__WORK TO COMPLETE__
Leave out the pictures, and reproduce exactly the lines from the line containing "Give me a plain-text" through the final line of the entries.

__SUPPLIED RECORDS__
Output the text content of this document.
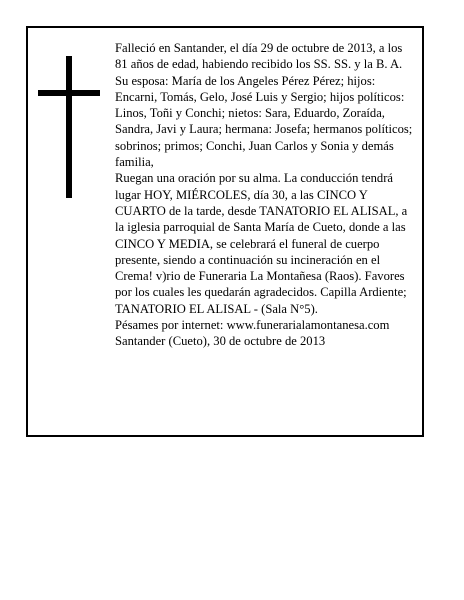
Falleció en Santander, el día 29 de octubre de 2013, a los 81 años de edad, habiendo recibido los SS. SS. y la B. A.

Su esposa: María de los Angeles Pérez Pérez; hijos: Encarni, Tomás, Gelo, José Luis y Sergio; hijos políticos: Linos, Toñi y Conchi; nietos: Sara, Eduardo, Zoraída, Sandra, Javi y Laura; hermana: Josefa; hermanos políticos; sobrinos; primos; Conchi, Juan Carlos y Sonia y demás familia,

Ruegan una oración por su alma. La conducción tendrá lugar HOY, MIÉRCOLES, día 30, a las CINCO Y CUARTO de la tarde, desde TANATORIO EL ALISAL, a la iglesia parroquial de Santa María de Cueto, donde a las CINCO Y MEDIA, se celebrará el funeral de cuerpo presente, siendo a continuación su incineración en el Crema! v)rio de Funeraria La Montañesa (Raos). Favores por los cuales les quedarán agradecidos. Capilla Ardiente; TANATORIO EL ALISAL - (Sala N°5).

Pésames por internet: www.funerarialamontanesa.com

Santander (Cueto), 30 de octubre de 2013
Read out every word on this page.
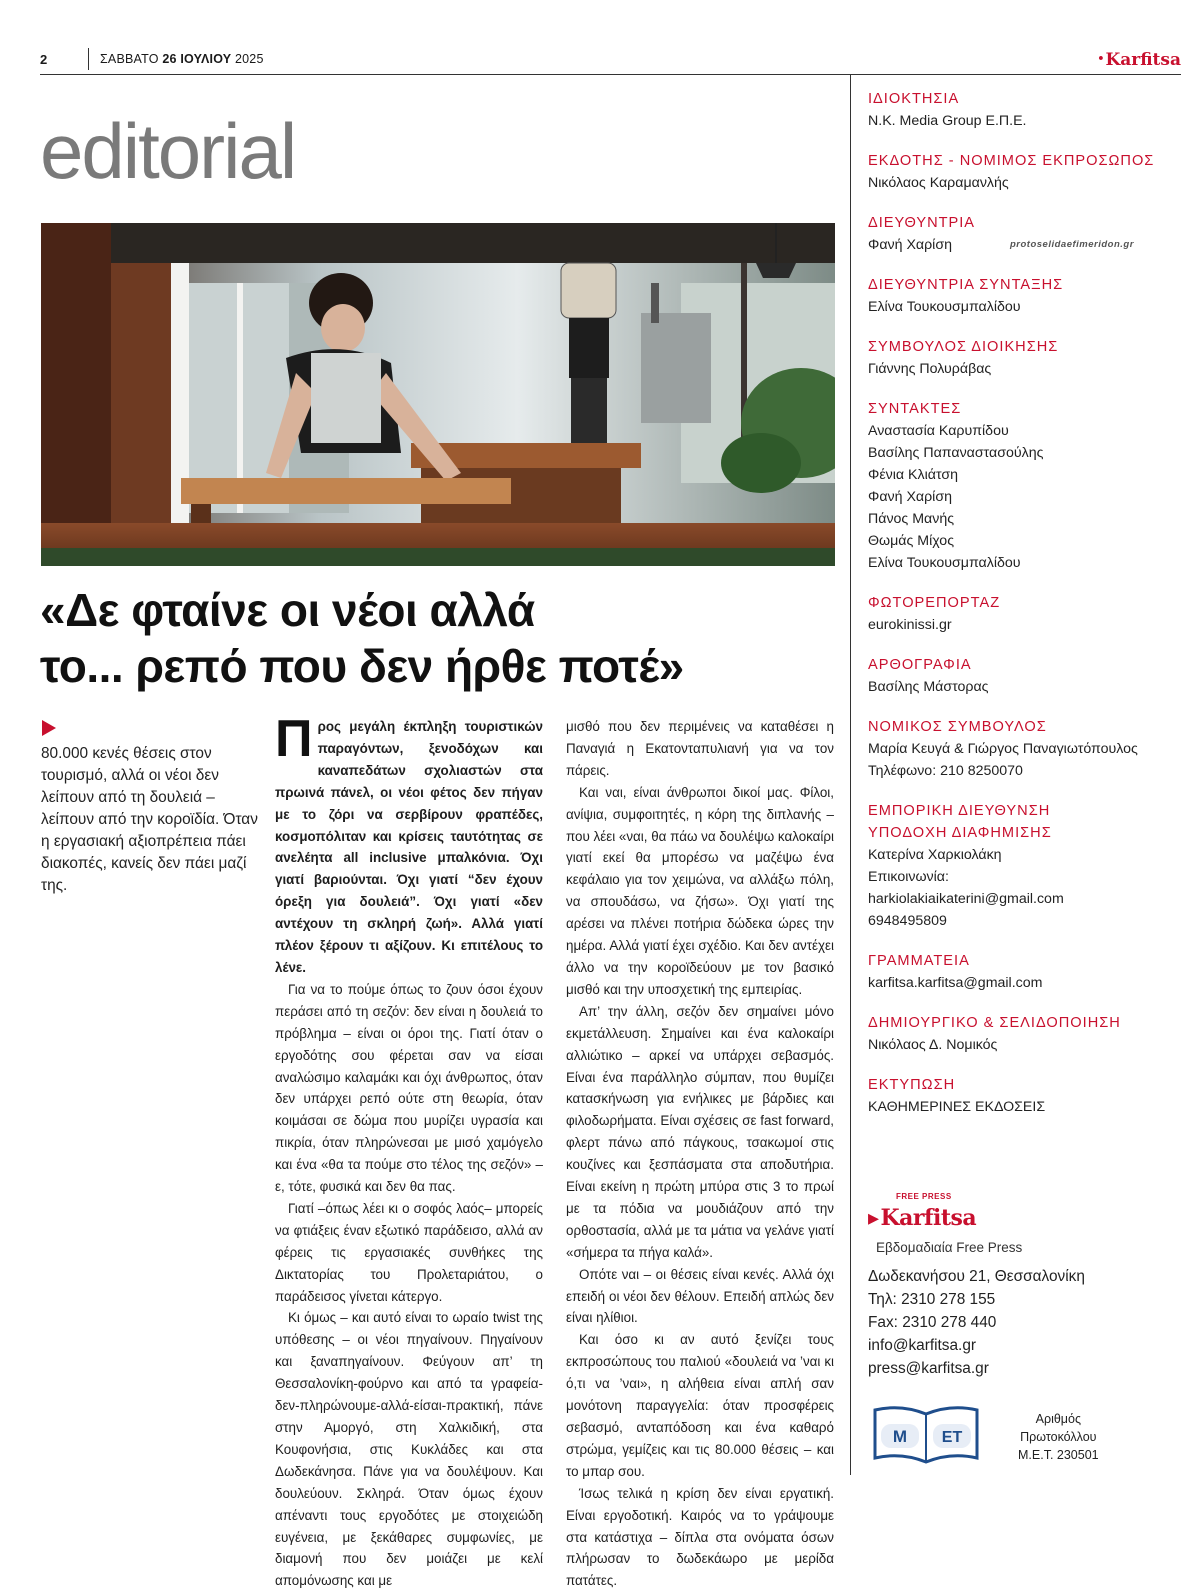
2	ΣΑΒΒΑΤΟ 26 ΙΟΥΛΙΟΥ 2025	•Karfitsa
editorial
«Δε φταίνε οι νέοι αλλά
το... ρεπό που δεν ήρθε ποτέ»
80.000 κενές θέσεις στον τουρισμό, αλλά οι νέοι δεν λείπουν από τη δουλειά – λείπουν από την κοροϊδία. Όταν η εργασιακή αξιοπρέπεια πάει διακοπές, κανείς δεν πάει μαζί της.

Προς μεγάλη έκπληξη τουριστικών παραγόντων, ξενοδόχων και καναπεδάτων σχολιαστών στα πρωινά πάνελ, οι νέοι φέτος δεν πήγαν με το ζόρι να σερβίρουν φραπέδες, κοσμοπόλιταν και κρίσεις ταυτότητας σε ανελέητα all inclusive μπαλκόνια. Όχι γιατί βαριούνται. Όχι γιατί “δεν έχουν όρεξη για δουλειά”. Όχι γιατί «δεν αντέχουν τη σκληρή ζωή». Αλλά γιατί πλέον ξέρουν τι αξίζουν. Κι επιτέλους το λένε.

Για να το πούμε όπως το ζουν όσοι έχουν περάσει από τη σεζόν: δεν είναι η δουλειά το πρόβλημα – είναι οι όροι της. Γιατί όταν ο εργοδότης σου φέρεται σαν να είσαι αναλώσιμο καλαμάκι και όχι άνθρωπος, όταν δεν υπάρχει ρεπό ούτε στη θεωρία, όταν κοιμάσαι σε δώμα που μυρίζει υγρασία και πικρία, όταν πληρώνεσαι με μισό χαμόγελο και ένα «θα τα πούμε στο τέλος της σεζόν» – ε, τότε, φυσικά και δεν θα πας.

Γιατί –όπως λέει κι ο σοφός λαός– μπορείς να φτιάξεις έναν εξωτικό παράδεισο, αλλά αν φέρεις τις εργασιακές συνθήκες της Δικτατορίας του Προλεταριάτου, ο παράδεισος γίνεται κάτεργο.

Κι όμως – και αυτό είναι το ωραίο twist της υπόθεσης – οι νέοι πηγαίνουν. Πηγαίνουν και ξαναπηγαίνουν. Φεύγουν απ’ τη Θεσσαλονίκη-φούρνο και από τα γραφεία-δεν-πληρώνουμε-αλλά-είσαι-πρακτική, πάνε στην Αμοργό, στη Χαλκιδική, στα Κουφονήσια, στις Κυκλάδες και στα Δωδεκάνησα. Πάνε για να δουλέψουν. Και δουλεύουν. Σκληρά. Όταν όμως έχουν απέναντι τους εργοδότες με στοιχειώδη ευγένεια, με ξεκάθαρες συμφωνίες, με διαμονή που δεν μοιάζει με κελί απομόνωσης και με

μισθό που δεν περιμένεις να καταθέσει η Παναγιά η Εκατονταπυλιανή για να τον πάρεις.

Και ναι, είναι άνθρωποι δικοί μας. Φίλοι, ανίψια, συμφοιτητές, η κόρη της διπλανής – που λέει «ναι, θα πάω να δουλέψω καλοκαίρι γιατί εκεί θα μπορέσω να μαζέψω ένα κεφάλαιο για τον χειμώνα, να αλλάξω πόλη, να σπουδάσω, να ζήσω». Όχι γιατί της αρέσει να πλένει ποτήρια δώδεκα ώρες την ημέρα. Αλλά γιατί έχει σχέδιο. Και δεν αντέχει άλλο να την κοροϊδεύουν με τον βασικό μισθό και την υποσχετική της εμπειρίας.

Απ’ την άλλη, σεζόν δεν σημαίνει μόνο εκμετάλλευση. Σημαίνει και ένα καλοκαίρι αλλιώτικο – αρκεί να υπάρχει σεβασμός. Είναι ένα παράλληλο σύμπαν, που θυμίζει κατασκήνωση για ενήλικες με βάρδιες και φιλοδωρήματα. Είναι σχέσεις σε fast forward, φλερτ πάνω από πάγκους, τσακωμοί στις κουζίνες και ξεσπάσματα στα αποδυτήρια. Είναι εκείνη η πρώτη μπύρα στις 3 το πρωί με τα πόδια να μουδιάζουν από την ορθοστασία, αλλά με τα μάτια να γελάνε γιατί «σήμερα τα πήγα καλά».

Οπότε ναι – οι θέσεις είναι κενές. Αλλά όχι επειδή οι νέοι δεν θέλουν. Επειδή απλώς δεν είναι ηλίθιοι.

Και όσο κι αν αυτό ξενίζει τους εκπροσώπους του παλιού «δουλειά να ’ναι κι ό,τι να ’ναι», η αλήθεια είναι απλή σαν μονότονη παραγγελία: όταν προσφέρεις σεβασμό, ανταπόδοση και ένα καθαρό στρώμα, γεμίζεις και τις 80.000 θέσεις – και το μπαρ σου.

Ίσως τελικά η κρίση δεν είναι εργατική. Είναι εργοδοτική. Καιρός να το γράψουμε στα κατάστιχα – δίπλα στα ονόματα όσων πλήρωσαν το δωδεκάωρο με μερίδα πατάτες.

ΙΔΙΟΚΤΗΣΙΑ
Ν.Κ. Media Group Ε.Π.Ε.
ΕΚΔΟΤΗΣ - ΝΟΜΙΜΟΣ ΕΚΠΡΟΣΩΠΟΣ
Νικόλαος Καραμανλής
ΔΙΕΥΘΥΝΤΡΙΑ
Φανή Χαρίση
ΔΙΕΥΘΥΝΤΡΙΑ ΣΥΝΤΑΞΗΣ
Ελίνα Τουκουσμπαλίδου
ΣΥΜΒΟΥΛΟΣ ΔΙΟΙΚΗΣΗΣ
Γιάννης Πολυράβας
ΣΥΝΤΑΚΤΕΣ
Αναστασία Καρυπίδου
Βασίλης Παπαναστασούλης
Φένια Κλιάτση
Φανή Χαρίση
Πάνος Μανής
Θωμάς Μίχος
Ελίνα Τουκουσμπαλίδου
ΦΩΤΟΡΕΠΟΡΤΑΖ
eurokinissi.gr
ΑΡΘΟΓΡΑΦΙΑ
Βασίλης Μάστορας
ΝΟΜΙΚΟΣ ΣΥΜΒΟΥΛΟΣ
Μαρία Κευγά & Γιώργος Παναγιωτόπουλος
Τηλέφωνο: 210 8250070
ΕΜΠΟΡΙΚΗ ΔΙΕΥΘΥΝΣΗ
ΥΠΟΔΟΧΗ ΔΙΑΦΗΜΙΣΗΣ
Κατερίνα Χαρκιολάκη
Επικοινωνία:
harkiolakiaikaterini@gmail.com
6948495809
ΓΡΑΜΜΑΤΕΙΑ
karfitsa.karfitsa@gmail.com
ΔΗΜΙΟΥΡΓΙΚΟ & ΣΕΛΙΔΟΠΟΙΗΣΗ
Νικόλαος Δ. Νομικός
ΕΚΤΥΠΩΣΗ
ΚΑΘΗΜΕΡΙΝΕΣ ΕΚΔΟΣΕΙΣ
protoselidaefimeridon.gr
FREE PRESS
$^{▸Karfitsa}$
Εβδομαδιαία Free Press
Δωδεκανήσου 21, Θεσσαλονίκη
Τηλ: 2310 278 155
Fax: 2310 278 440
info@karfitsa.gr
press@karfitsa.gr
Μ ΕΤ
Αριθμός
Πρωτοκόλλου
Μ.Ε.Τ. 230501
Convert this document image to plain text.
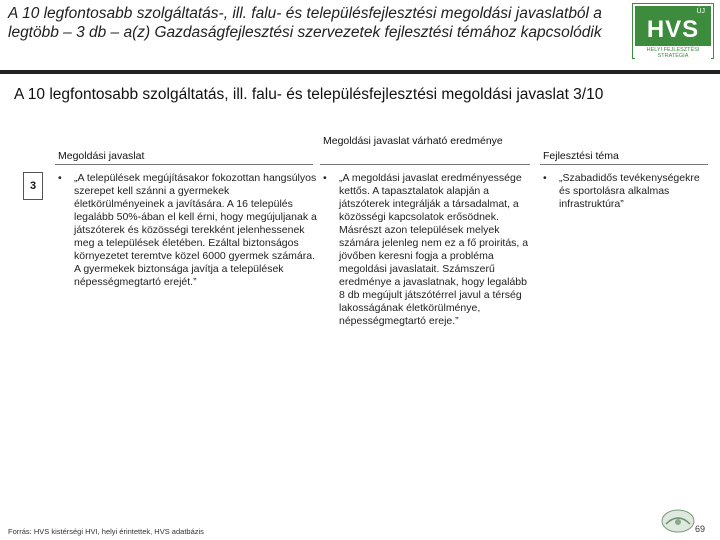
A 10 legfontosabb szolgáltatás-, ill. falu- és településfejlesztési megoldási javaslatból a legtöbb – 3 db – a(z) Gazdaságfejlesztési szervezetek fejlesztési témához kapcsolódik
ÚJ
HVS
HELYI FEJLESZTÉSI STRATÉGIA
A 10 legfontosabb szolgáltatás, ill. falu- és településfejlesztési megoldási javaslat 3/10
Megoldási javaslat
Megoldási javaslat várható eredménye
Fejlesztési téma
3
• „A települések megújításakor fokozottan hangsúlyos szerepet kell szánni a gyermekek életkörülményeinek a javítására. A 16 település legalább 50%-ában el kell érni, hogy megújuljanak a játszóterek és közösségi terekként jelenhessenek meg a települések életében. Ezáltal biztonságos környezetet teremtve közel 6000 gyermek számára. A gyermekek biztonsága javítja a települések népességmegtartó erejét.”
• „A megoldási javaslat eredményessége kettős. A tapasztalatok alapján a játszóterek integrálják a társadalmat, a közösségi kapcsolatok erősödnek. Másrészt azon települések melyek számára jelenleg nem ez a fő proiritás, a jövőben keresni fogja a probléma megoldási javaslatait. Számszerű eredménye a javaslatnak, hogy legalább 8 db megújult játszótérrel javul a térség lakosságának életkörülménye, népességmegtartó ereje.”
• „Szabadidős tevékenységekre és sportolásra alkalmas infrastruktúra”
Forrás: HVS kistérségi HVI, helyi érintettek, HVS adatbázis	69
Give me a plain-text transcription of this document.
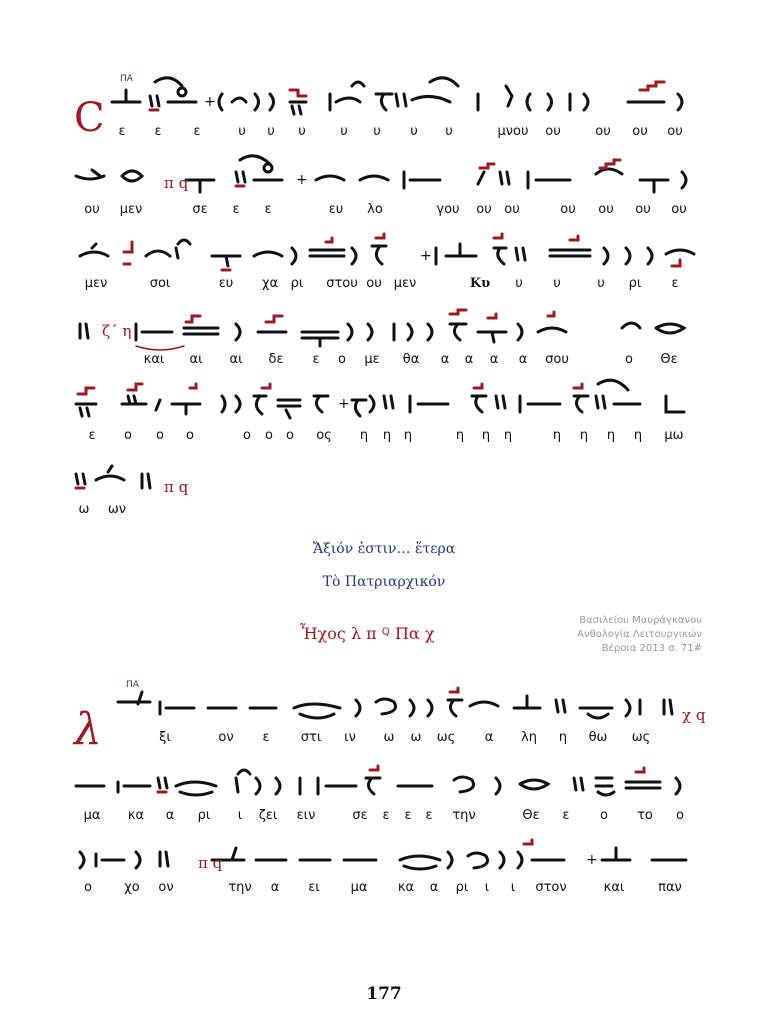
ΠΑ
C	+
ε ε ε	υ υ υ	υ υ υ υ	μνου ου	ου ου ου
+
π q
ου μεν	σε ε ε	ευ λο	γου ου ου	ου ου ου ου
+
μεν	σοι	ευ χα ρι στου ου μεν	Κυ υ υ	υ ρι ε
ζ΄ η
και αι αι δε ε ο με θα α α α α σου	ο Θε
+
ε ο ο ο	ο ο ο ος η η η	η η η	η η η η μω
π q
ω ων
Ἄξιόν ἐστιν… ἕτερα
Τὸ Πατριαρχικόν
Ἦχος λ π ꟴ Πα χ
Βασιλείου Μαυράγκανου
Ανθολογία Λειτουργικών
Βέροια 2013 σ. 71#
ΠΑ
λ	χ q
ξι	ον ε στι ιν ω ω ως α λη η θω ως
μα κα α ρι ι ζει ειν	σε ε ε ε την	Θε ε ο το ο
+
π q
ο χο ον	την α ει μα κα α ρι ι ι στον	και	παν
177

__SOLUTION BELOW__
Give me a plain-text transcription of this document.
ΠΑ
C	+
ε ε ε	υ υ υ	υ υ υ υ	μνου ου	ου ου ου
+
π q
ου μεν	σε ε ε	ευ λο	γου ου ου	ου ου ου ου
+
μεν	σοι	ευ χα ρι στου ου μεν	Κυ υ υ	υ ρι ε
ζ΄ η
και αι αι δε ε ο με θα α α α α σου	ο Θε
+
ε ο ο ο	ο ο ο ος η η η	η η η	η η η η μω
π q
ω ων
Ἄξιόν ἐστιν… ἕτερα
Τὸ Πατριαρχικόν
Ἦχος λ π ꟴ Πα χ
Βασιλείου Μαυράγκανου
Ανθολογία Λειτουργικών
Βέροια 2013 σ. 71#
ΠΑ
λ	χ q
ξι	ον ε στι ιν ω ω ως α λη η θω ως
μα κα α ρι ι ζει ειν	σε ε ε ε την	Θε ε ο το ο
+
π q
ο χο ον	την α ει μα κα α ρι ι ι στον	και	παν
177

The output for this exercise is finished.